[Begin Dataset records]
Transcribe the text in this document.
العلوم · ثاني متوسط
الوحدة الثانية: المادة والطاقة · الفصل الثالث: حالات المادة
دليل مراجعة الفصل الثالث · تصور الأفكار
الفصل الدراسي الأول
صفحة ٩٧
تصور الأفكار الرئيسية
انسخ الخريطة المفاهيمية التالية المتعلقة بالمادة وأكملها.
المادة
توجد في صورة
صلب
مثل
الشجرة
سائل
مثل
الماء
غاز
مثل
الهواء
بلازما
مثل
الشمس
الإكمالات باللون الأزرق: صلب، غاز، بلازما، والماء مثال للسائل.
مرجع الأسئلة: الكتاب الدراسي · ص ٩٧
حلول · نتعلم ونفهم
[End Dataset records]
> _Set problem_: Gather all lines from the records above in which "الدراسي" appears.

> _Answer to this problem_:
الفصل الدراسي الأول
مرجع الأسئلة: الكتاب الدراسي · ص ٩٧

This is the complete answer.